**WHAT NEEDS TO BE DONE:**
Pictures aside, quote the whole listing exactly.

* START RECORDS SHOWN *

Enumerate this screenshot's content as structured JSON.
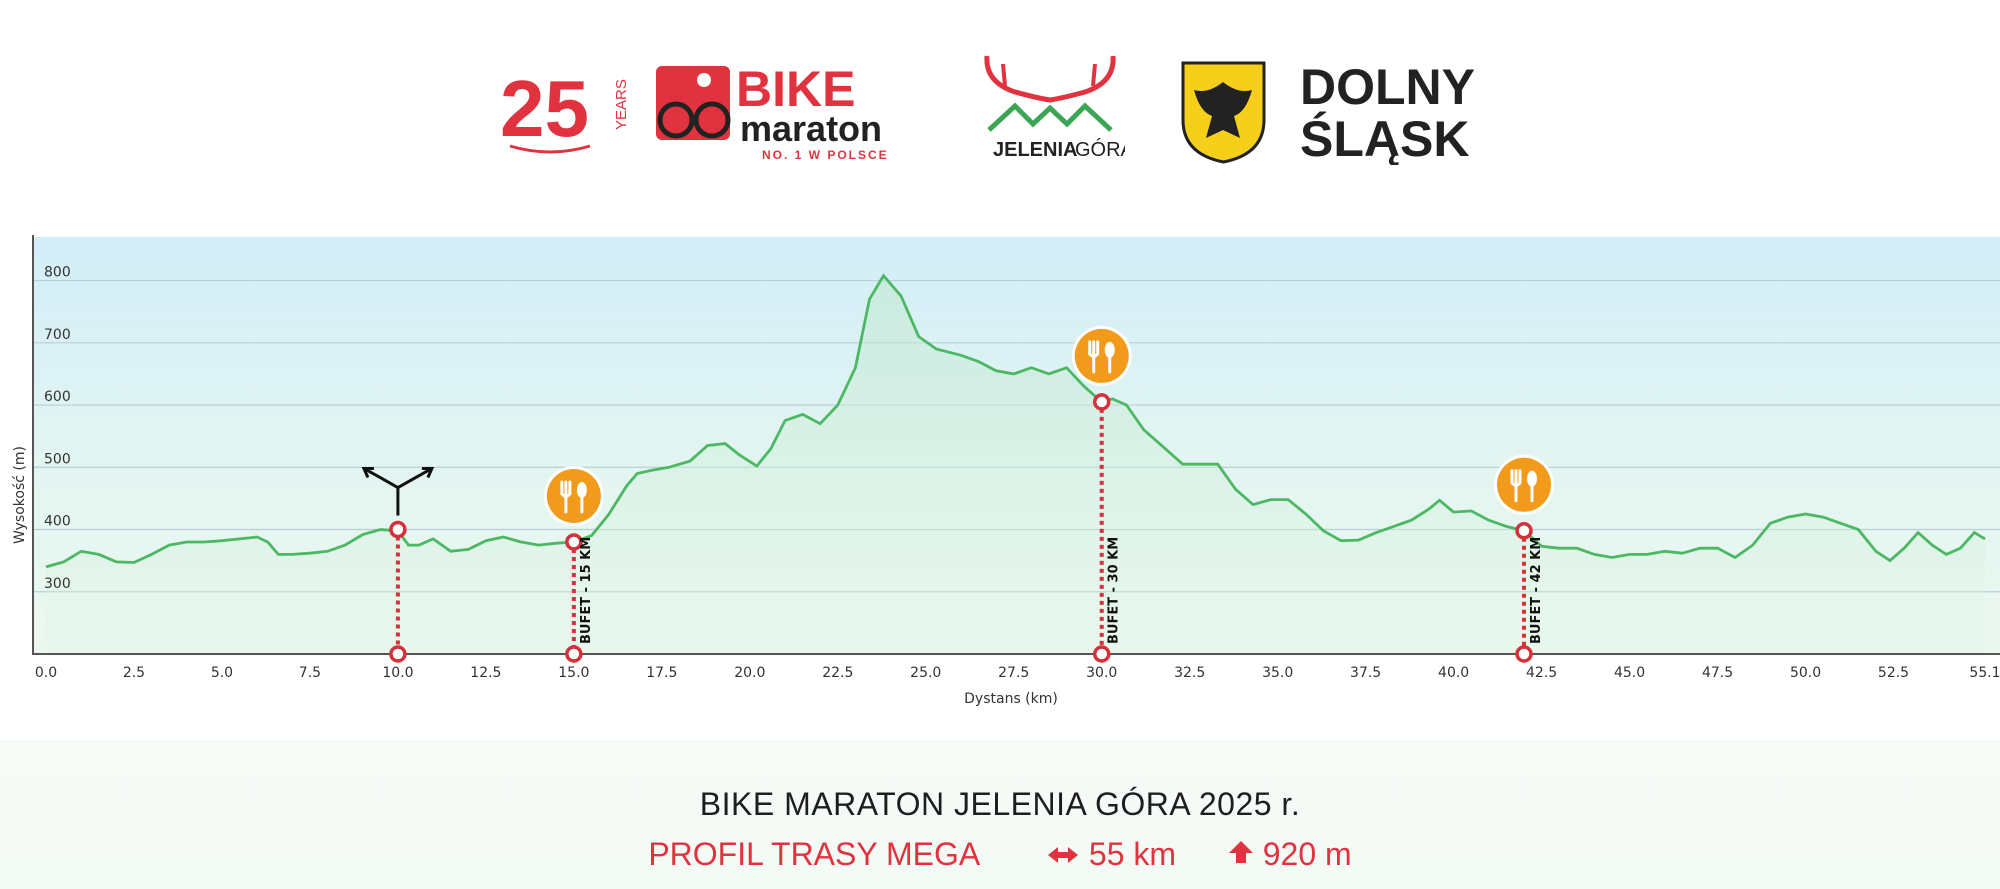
{
  "logos": {
    "years_number": "25",
    "years_word": "YEARS",
    "bike": "BIKE",
    "maraton": "maraton",
    "tagline": "NO. 1 W POLSCE",
    "jelenia": "JELENIA",
    "gora": "GÓRA",
    "dolny": "DOLNY",
    "slask": "ŚLĄSK"
  },
  "colors": {
    "profile_line": "#4cb863",
    "marker_red": "#d6303a",
    "food_orange": "#f29a1b",
    "brand_red": "#e0333f"
  },
  "chart_data": {
    "type": "area",
    "xlabel": "Dystans (km)",
    "ylabel": "Wysokość (m)",
    "xlim": [
      0,
      55.1
    ],
    "ylim": [
      200,
      870
    ],
    "x_ticks": [
      "0.0",
      "2.5",
      "5.0",
      "7.5",
      "10.0",
      "12.5",
      "15.0",
      "17.5",
      "20.0",
      "22.5",
      "25.0",
      "27.5",
      "30.0",
      "32.5",
      "35.0",
      "37.5",
      "40.0",
      "42.5",
      "45.0",
      "47.5",
      "50.0",
      "52.5",
      "55.1"
    ],
    "y_ticks": [
      "300",
      "400",
      "500",
      "600",
      "700",
      "800"
    ],
    "grid": true,
    "series": [
      {
        "x": [
          0,
          0.5,
          1,
          1.5,
          2,
          2.5,
          3,
          3.5,
          4,
          4.5,
          5,
          5.5,
          6,
          6.3,
          6.6,
          7,
          7.5,
          8,
          8.5,
          9,
          9.5,
          10,
          10.3,
          10.6,
          11,
          11.5,
          12,
          12.5,
          13,
          13.5,
          14,
          14.5,
          15,
          15.5,
          16,
          16.5,
          16.8,
          17.2,
          17.7,
          18.3,
          18.8,
          19.3,
          19.7,
          20.2,
          20.6,
          21,
          21.5,
          22,
          22.5,
          23,
          23.4,
          23.8,
          24.3,
          24.8,
          25.3,
          26,
          26.5,
          27,
          27.5,
          28,
          28.5,
          29,
          29.5,
          30,
          30.3,
          30.7,
          31.2,
          31.8,
          32.3,
          32.8,
          33.3,
          33.8,
          34.3,
          34.8,
          35.3,
          35.8,
          36.3,
          36.8,
          37.3,
          37.8,
          38.3,
          38.8,
          39.3,
          39.6,
          40,
          40.5,
          41,
          41.5,
          42,
          42.5,
          43,
          43.5,
          44,
          44.5,
          45,
          45.5,
          46,
          46.5,
          47,
          47.5,
          48,
          48.5,
          49,
          49.5,
          50,
          50.5,
          51,
          51.5,
          52,
          52.4,
          52.8,
          53.2,
          53.6,
          54,
          54.4,
          54.8,
          55.1
        ],
        "y": [
          340,
          348,
          365,
          360,
          348,
          347,
          360,
          375,
          380,
          380,
          382,
          385,
          388,
          380,
          360,
          360,
          362,
          365,
          375,
          392,
          400,
          398,
          375,
          375,
          385,
          365,
          368,
          382,
          388,
          380,
          375,
          378,
          380,
          390,
          425,
          470,
          490,
          495,
          500,
          510,
          535,
          538,
          520,
          502,
          530,
          575,
          585,
          570,
          600,
          660,
          770,
          808,
          775,
          710,
          690,
          680,
          670,
          655,
          650,
          660,
          650,
          660,
          630,
          605,
          610,
          600,
          560,
          530,
          505,
          505,
          505,
          465,
          440,
          448,
          448,
          425,
          398,
          382,
          383,
          395,
          405,
          415,
          433,
          447,
          428,
          430,
          415,
          405,
          398,
          373,
          370,
          370,
          360,
          355,
          360,
          360,
          365,
          362,
          370,
          370,
          355,
          375,
          410,
          420,
          425,
          420,
          410,
          400,
          365,
          350,
          370,
          395,
          375,
          360,
          370,
          395,
          385
        ]
      }
    ],
    "annotations": [
      {
        "type": "junction",
        "x": 10.0,
        "y": 400
      },
      {
        "type": "food",
        "x": 15.0,
        "y": 380,
        "label": "BUFET - 15 KM"
      },
      {
        "type": "food",
        "x": 30.0,
        "y": 605,
        "label": "BUFET - 30 KM"
      },
      {
        "type": "food",
        "x": 42.0,
        "y": 398,
        "label": "BUFET - 42 KM"
      }
    ]
  },
  "footer": {
    "title": "BIKE MARATON JELENIA GÓRA 2025 r.",
    "profile_label": "PROFIL TRASY MEGA",
    "distance": "55 km",
    "elevation": "920 m"
  }
}
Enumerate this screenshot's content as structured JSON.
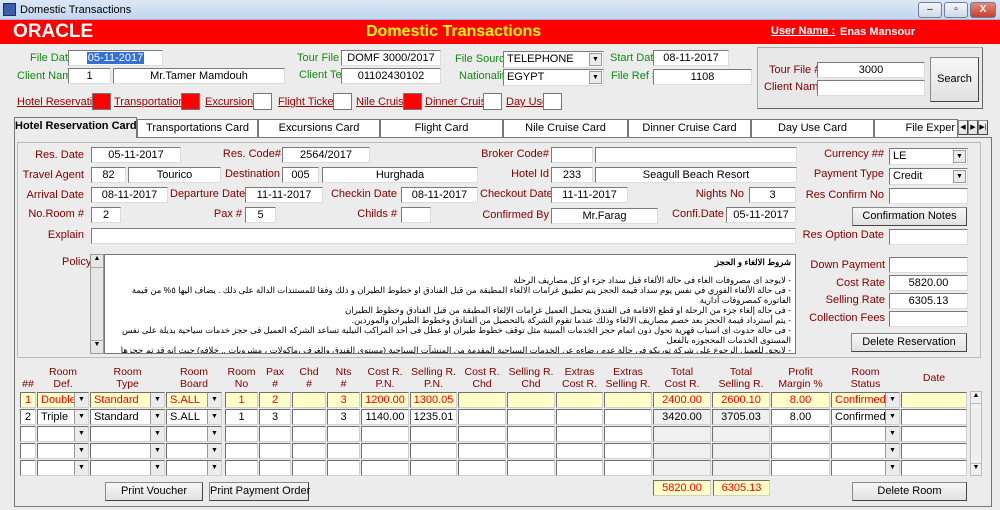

* END RECORDS SHOWN *

**RESULT BELOW:**
Enumerate this screenshot's content as structured JSON.
{
  "logos": {
    "years_number": "25",
    "years_word": "YEARS",
    "bike": "BIKE",
    "maraton": "maraton",
    "tagline": "NO. 1 W POLSCE",
    "jelenia": "JELENIA",
    "gora": "GÓRA",
    "dolny": "DOLNY",
    "slask": "ŚLĄSK"
  },
  "colors": {
    "profile_line": "#4cb863",
    "marker_red": "#d6303a",
    "food_orange": "#f29a1b",
    "brand_red": "#e0333f"
  },
  "chart_data": {
    "type": "area",
    "xlabel": "Dystans (km)",
    "ylabel": "Wysokość (m)",
    "xlim": [
      0,
      55.1
    ],
    "ylim": [
      200,
      870
    ],
    "x_ticks": [
      "0.0",
      "2.5",
      "5.0",
      "7.5",
      "10.0",
      "12.5",
      "15.0",
      "17.5",
      "20.0",
      "22.5",
      "25.0",
      "27.5",
      "30.0",
      "32.5",
      "35.0",
      "37.5",
      "40.0",
      "42.5",
      "45.0",
      "47.5",
      "50.0",
      "52.5",
      "55.1"
    ],
    "y_ticks": [
      "300",
      "400",
      "500",
      "600",
      "700",
      "800"
    ],
    "grid": true,
    "series": [
      {
        "x": [
          0,
          0.5,
          1,
          1.5,
          2,
          2.5,
          3,
          3.5,
          4,
          4.5,
          5,
          5.5,
          6,
          6.3,
          6.6,
          7,
          7.5,
          8,
          8.5,
          9,
          9.5,
          10,
          10.3,
          10.6,
          11,
          11.5,
          12,
          12.5,
          13,
          13.5,
          14,
          14.5,
          15,
          15.5,
          16,
          16.5,
          16.8,
          17.2,
          17.7,
          18.3,
          18.8,
          19.3,
          19.7,
          20.2,
          20.6,
          21,
          21.5,
          22,
          22.5,
          23,
          23.4,
          23.8,
          24.3,
          24.8,
          25.3,
          26,
          26.5,
          27,
          27.5,
          28,
          28.5,
          29,
          29.5,
          30,
          30.3,
          30.7,
          31.2,
          31.8,
          32.3,
          32.8,
          33.3,
          33.8,
          34.3,
          34.8,
          35.3,
          35.8,
          36.3,
          36.8,
          37.3,
          37.8,
          38.3,
          38.8,
          39.3,
          39.6,
          40,
          40.5,
          41,
          41.5,
          42,
          42.5,
          43,
          43.5,
          44,
          44.5,
          45,
          45.5,
          46,
          46.5,
          47,
          47.5,
          48,
          48.5,
          49,
          49.5,
          50,
          50.5,
          51,
          51.5,
          52,
          52.4,
          52.8,
          53.2,
          53.6,
          54,
          54.4,
          54.8,
          55.1
        ],
        "y": [
          340,
          348,
          365,
          360,
          348,
          347,
          360,
          375,
          380,
          380,
          382,
          385,
          388,
          380,
          360,
          360,
          362,
          365,
          375,
          392,
          400,
          398,
          375,
          375,
          385,
          365,
          368,
          382,
          388,
          380,
          375,
          378,
          380,
          390,
          425,
          470,
          490,
          495,
          500,
          510,
          535,
          538,
          520,
          502,
          530,
          575,
          585,
          570,
          600,
          660,
          770,
          808,
          775,
          710,
          690,
          680,
          670,
          655,
          650,
          660,
          650,
          660,
          630,
          605,
          610,
          600,
          560,
          530,
          505,
          505,
          505,
          465,
          440,
          448,
          448,
          425,
          398,
          382,
          383,
          395,
          405,
          415,
          433,
          447,
          428,
          430,
          415,
          405,
          398,
          373,
          370,
          370,
          360,
          355,
          360,
          360,
          365,
          362,
          370,
          370,
          355,
          375,
          410,
          420,
          425,
          420,
          410,
          400,
          365,
          350,
          370,
          395,
          375,
          360,
          370,
          395,
          385
        ]
      }
    ],
    "annotations": [
      {
        "type": "junction",
        "x": 10.0,
        "y": 400
      },
      {
        "type": "food",
        "x": 15.0,
        "y": 380,
        "label": "BUFET - 15 KM"
      },
      {
        "type": "food",
        "x": 30.0,
        "y": 605,
        "label": "BUFET - 30 KM"
      },
      {
        "type": "food",
        "x": 42.0,
        "y": 398,
        "label": "BUFET - 42 KM"
      }
    ]
  },
  "footer": {
    "title": "BIKE MARATON JELENIA GÓRA 2025 r.",
    "profile_label": "PROFIL TRASY MEGA",
    "distance": "55 km",
    "elevation": "920 m"
  }
}
Enumerate this screenshot's content as structured JSON.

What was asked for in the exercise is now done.